§ **WHAT THE TASK ASKS**: Report, as a bare number, how many lines of the material below contain the word "Luciana".

* START MATERIAL PROVIDED *

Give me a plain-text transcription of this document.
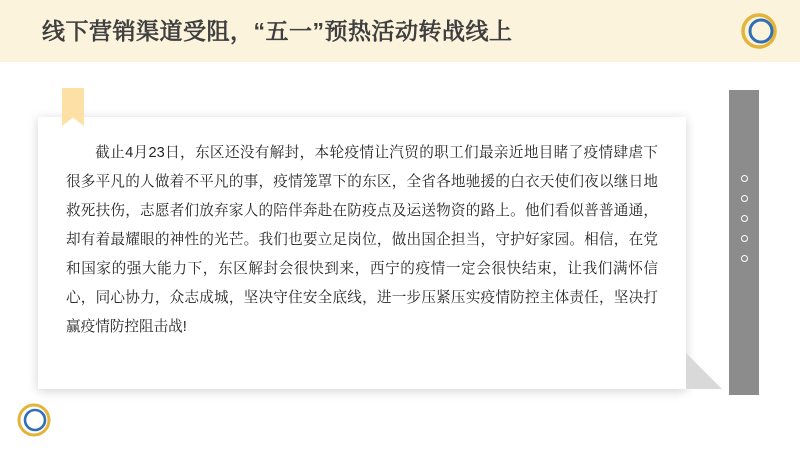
线下营销渠道受阻，“五一”预热活动转战线上
截止4月23日，东区还没有解封，本轮疫情让汽贸的职工们最亲近地目睹了疫情肆虐下很多平凡的人做着不平凡的事，疫情笼罩下的东区，全省各地驰援的白衣天使们夜以继日地救死扶伤，志愿者们放弃家人的陪伴奔赴在防疫点及运送物资的路上。他们看似普普通通，却有着最耀眼的神性的光芒。我们也要立足岗位，做出国企担当，守护好家园。相信，在党和国家的强大能力下，东区解封会很快到来，西宁的疫情一定会很快结束，让我们满怀信心，同心协力，众志成城，坚决守住安全底线，进一步压紧压实疫情防控主体责任，坚决打赢疫情防控阻击战!
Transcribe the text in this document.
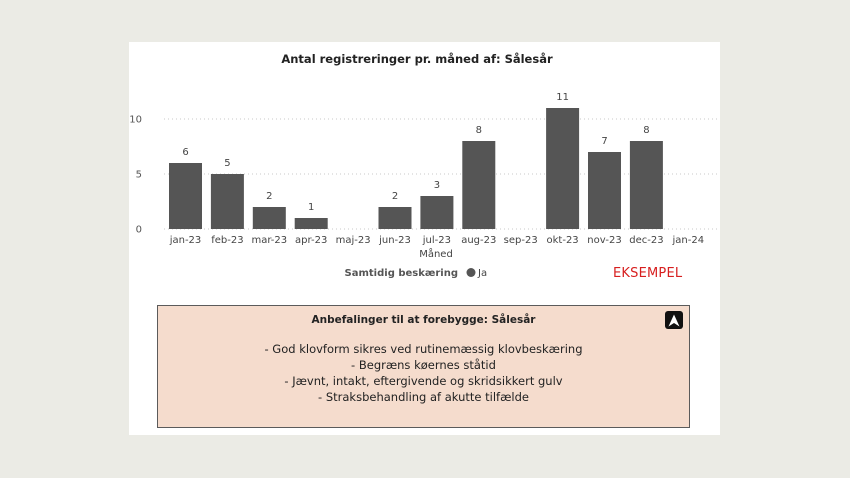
Antal registreringer pr. måned af: Sålesår
0
5
10
6
5
2
1
2
3
8
11
7
8
jan-23 feb-23 mar-23 apr-23 maj-23 jun-23 jul-23 aug-23 sep-23 okt-23 nov-23 dec-23 jan-24
Måned
Samtidig beskæring Ja	EKSEMPEL
Anbefalinger til at forebygge: Sålesår
- God klovform sikres ved rutinemæssig klovbeskæring
- Begræns køernes ståtid
- Jævnt, intakt, eftergivende og skridsikkert gulv
- Straksbehandling af akutte tilfælde
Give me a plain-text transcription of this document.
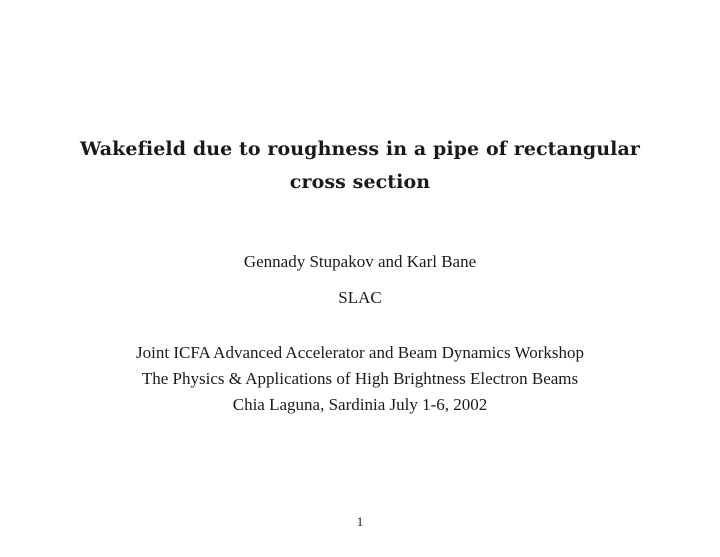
Wakefield due to roughness in a pipe of rectangular
cross section
Gennady Stupakov and Karl Bane
SLAC
Joint ICFA Advanced Accelerator and Beam Dynamics Workshop
The Physics & Applications of High Brightness Electron Beams
Chia Laguna, Sardinia July 1-6, 2002
1
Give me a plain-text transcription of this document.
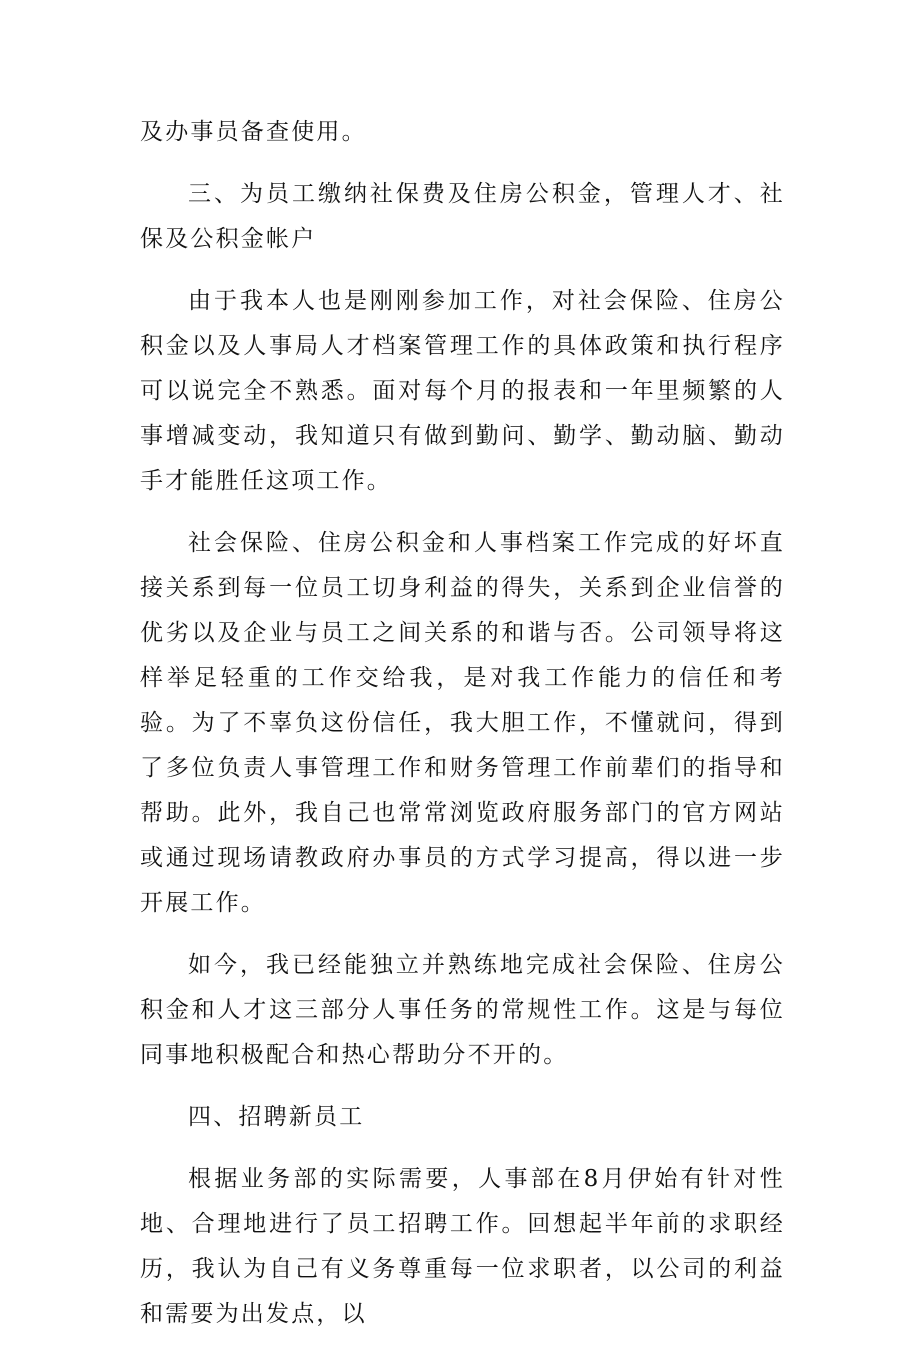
及办事员备查使用。

三、为员工缴纳社保费及住房公积金，管理人才、社保及公积金帐户

由于我本人也是刚刚参加工作，对社会保险、住房公积金以及人事局人才档案管理工作的具体政策和执行程序可以说完全不熟悉。面对每个月的报表和一年里频繁的人事增减变动，我知道只有做到勤问、勤学、勤动脑、勤动手才能胜任这项工作。

社会保险、住房公积金和人事档案工作完成的好坏直接关系到每一位员工切身利益的得失，关系到企业信誉的优劣以及企业与员工之间关系的和谐与否。公司领导将这样举足轻重的工作交给我，是对我工作能力的信任和考验。为了不辜负这份信任，我大胆工作，不懂就问，得到了多位负责人事管理工作和财务管理工作前辈们的指导和帮助。此外，我自己也常常浏览政府服务部门的官方网站或通过现场请教政府办事员的方式学习提高，得以进一步开展工作。

如今，我已经能独立并熟练地完成社会保险、住房公积金和人才这三部分人事任务的常规性工作。这是与每位同事地积极配合和热心帮助分不开的。

四、招聘新员工

根据业务部的实际需要，人事部在8月伊始有针对性地、合理地进行了员工招聘工作。回想起半年前的求职经历，我认为自己有义务尊重每一位求职者，以公司的利益和需要为出发点，以
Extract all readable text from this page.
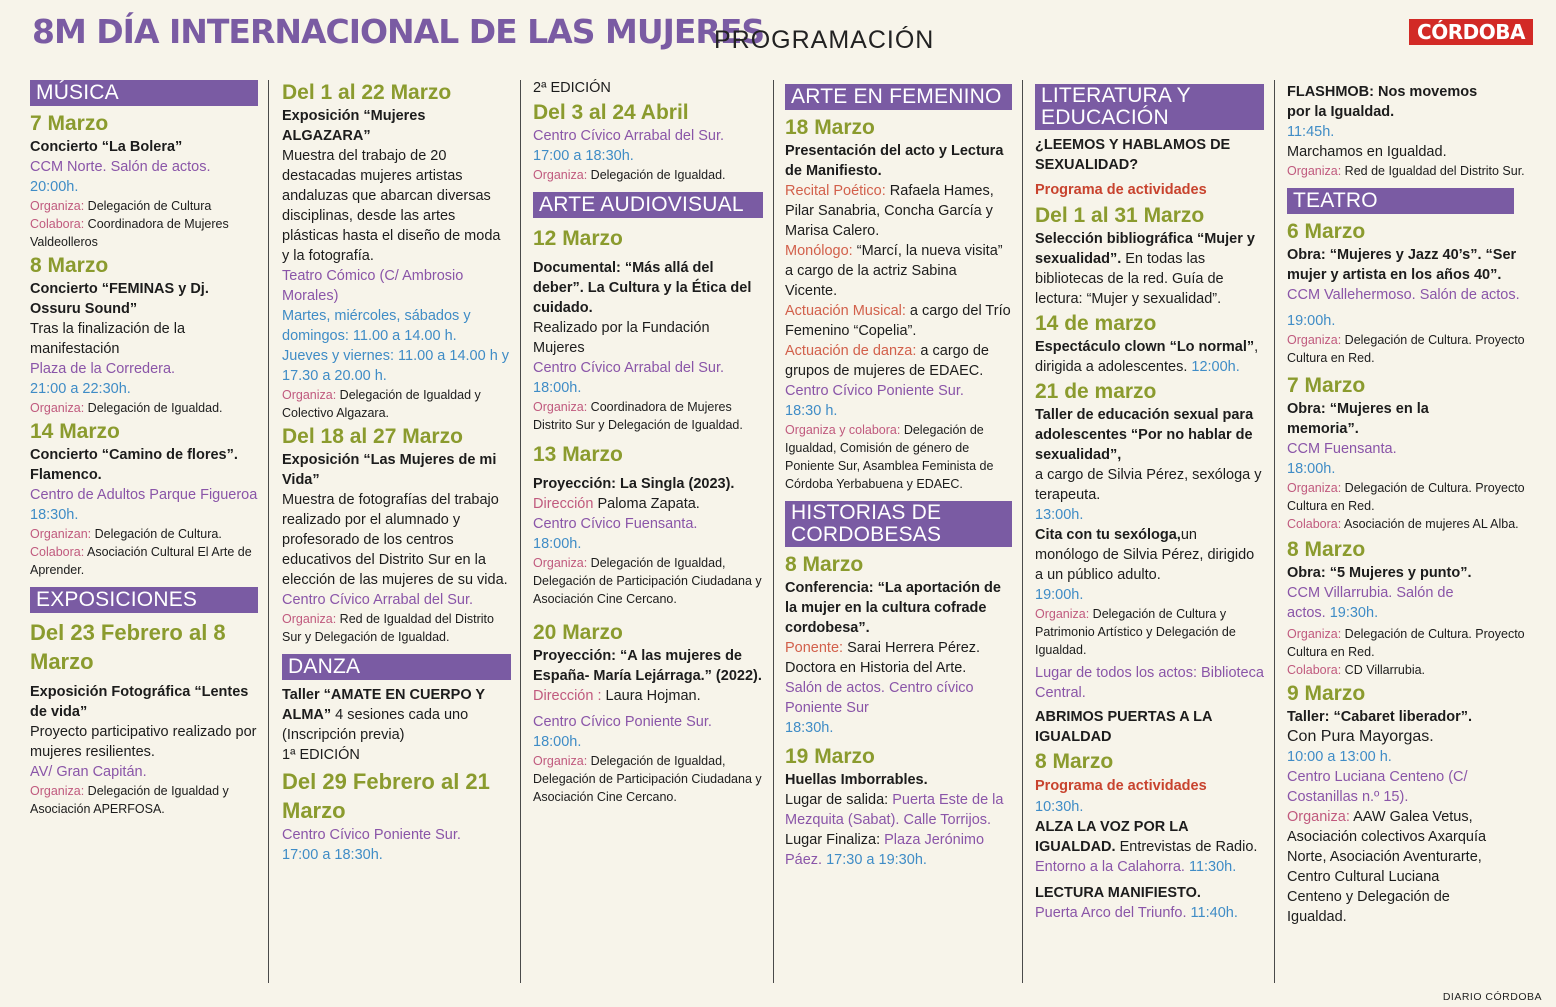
8M DÍA INTERNACIONAL DE LAS MUJERES
PROGRAMACIÓN	CÓRDOBA
MÚSICA
7 Marzo
Concierto “La Bolera”
CCM Norte. Salón de actos.
20:00h.
Organiza: Delegación de Cultura
Colabora: Coordinadora de Mujeres Valdeolleros
8 Marzo
Concierto “FEMINAS y Dj. Ossuru Sound”
Tras la finalización de la manifestación
Plaza de la Corredera.
21:00 a 22:30h.
Organiza: Delegación de Igualdad.
14 Marzo
Concierto “Camino de flores”. Flamenco.
Centro de Adultos Parque Figueroa
18:30h.
Organizan: Delegación de Cultura.
Colabora: Asociación Cultural El Arte de Aprender.
EXPOSICIONES
Del 23 Febrero al 8 Marzo
Exposición Fotográfica “Lentes de vida”
Proyecto participativo realizado por mujeres resilientes.
AV/ Gran Capitán.
Organiza: Delegación de Igualdad y Asociación APERFOSA.
Del 1 al 22 Marzo
Exposición “Mujeres ALGAZARA”
Muestra del trabajo de 20 destacadas mujeres artistas andaluzas que abarcan diversas disciplinas, desde las artes plásticas hasta el diseño de moda y la fotografía.
Teatro Cómico (C/ Ambrosio Morales)
Martes, miércoles, sábados y domingos: 11.00 a 14.00 h.
Jueves y viernes: 11.00 a 14.00 h y 17.30 a 20.00 h.
Organiza: Delegación de Igualdad y Colectivo Algazara.
Del 18 al 27 Marzo
Exposición “Las Mujeres de mi Vida”
Muestra de fotografías del trabajo realizado por el alumnado y profesorado de los centros educativos del Distrito Sur en la elección de las mujeres de su vida.
Centro Cívico Arrabal del Sur.
Organiza: Red de Igualdad del Distrito Sur y Delegación de Igualdad.
DANZA
Taller “AMATE EN CUERPO Y ALMA” 4 sesiones cada uno (Inscripción previa)
1ª EDICIÓN
Del 29 Febrero al 21 Marzo
Centro Cívico Poniente Sur.
17:00 a 18:30h.
2ª EDICIÓN
Del 3 al 24 Abril
Centro Cívico Arrabal del Sur.
17:00 a 18:30h.
Organiza: Delegación de Igualdad.
ARTE AUDIOVISUAL
12 Marzo
Documental: “Más allá del deber”. La Cultura y la Ética del cuidado.
Realizado por la Fundación Mujeres
Centro Cívico Arrabal del Sur.
18:00h.
Organiza: Coordinadora de Mujeres Distrito Sur y Delegación de Igualdad.
13 Marzo
Proyección: La Singla (2023).
Dirección Paloma Zapata.
Centro Cívico Fuensanta.
18:00h.
Organiza: Delegación de Igualdad, Delegación de Participación Ciudadana y Asociación Cine Cercano.
20 Marzo
Proyección: “A las mujeres de España- María Lejárraga.” (2022).
Dirección : Laura Hojman.
Centro Cívico Poniente Sur.
18:00h.
Organiza: Delegación de Igualdad, Delegación de Participación Ciudadana y Asociación Cine Cercano.
ARTE EN FEMENINO
18 Marzo
Presentación del acto y Lectura de Manifiesto.
Recital Poético: Rafaela Hames, Pilar Sanabria, Concha García y Marisa Calero.
Monólogo: “Marcí, la nueva visita” a cargo de la actriz Sabina Vicente.
Actuación Musical: a cargo del Trío Femenino “Copelia”.
Actuación de danza: a cargo de grupos de mujeres de EDAEC.
Centro Cívico Poniente Sur.
18:30 h.
Organiza y colabora: Delegación de Igualdad, Comisión de género de Poniente Sur, Asamblea Feminista de Córdoba Yerbabuena y EDAEC.
HISTORIAS DE CORDOBESAS
8 Marzo
Conferencia: “La aportación de la mujer en la cultura cofrade cordobesa”.
Ponente: Sarai Herrera Pérez. Doctora en Historia del Arte.
Salón de actos. Centro cívico Poniente Sur
18:30h.
19 Marzo
Huellas Imborrables.
Lugar de salida: Puerta Este de la Mezquita (Sabat). Calle Torrijos.
Lugar Finaliza: Plaza Jerónimo Páez. 17:30 a 19:30h.
LITERATURA Y EDUCACIÓN
¿LEEMOS Y HABLAMOS DE SEXUALIDAD?
Programa de actividades
Del 1 al 31 Marzo
Selección bibliográfica “Mujer y sexualidad”. En todas las bibliotecas de la red. Guía de lectura: “Mujer y sexualidad”.
14 de marzo
Espectáculo clown “Lo normal”, dirigida a adolescentes. 12:00h.
21 de marzo
Taller de educación sexual para adolescentes “Por no hablar de sexualidad”,
a cargo de Silvia Pérez, sexóloga y terapeuta.
13:00h.
Cita con tu sexóloga,un monólogo de Silvia Pérez, dirigido a un público adulto.
19:00h.
Organiza: Delegación de Cultura y Patrimonio Artístico y Delegación de Igualdad.
Lugar de todos los actos: Biblioteca Central.
ABRIMOS PUERTAS A LA IGUALDAD
8 Marzo
Programa de actividades
10:30h.
ALZA LA VOZ POR LA IGUALDAD. Entrevistas de Radio.
Entorno a la Calahorra. 11:30h.
LECTURA MANIFIESTO.
Puerta Arco del Triunfo. 11:40h.
FLASHMOB: Nos movemos por la Igualdad.
11:45h.
Marchamos en Igualdad.
Organiza: Red de Igualdad del Distrito Sur.
TEATRO
6 Marzo
Obra: “Mujeres y Jazz 40’s”. “Ser mujer y artista en los años 40”.
CCM Vallehermoso. Salón de actos.
19:00h.
Organiza: Delegación de Cultura. Proyecto Cultura en Red.
7 Marzo
Obra: “Mujeres en la memoria”.
CCM Fuensanta.
18:00h.
Organiza: Delegación de Cultura. Proyecto Cultura en Red.
Colabora: Asociación de mujeres AL Alba.
8 Marzo
Obra: “5 Mujeres y punto”.
CCM Villarrubia. Salón de actos. 19:30h.
Organiza: Delegación de Cultura. Proyecto Cultura en Red.
Colabora: CD Villarrubia.
9 Marzo
Taller: “Cabaret liberador”.
Con Pura Mayorgas.
10:00 a 13:00 h.
Centro Luciana Centeno (C/ Costanillas n.º 15).
Organiza: AAW Galea Vetus, Asociación colectivos Axarquía Norte, Asociación Aventurarte, Centro Cultural Luciana Centeno y Delegación de Igualdad.
DIARIO CÓRDOBA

* END MATERIAL PROVIDED *

§ **RIGHT ANSWER**: 2